> **What to work on**: Set the following entries down again exactly, line by line.

________

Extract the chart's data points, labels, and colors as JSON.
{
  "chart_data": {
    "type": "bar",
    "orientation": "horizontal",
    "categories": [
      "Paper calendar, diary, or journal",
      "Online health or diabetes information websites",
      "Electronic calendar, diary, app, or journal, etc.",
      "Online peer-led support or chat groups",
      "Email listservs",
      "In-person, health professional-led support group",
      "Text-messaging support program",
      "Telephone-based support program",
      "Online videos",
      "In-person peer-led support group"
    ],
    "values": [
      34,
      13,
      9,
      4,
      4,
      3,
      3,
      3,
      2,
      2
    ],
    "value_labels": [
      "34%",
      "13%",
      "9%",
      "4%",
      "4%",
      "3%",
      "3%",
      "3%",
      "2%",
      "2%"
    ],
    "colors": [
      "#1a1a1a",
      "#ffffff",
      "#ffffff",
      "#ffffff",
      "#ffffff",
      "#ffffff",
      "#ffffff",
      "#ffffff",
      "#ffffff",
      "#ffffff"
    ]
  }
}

________

> **Result of this task**:
Extract the chart's data points, labels, and colors as JSON.
{
  "chart_data": {
    "type": "bar",
    "orientation": "horizontal",
    "categories": [
      "Paper calendar, diary, or journal",
      "Online health or diabetes information websites",
      "Electronic calendar, diary, app, or journal, etc.",
      "Online peer-led support or chat groups",
      "Email listservs",
      "In-person, health professional-led support group",
      "Text-messaging support program",
      "Telephone-based support program",
      "Online videos",
      "In-person peer-led support group"
    ],
    "values": [
      34,
      13,
      9,
      4,
      4,
      3,
      3,
      3,
      2,
      2
    ],
    "value_labels": [
      "34%",
      "13%",
      "9%",
      "4%",
      "4%",
      "3%",
      "3%",
      "3%",
      "2%",
      "2%"
    ],
    "colors": [
      "#1a1a1a",
      "#ffffff",
      "#ffffff",
      "#ffffff",
      "#ffffff",
      "#ffffff",
      "#ffffff",
      "#ffffff",
      "#ffffff",
      "#ffffff"
    ]
  }
}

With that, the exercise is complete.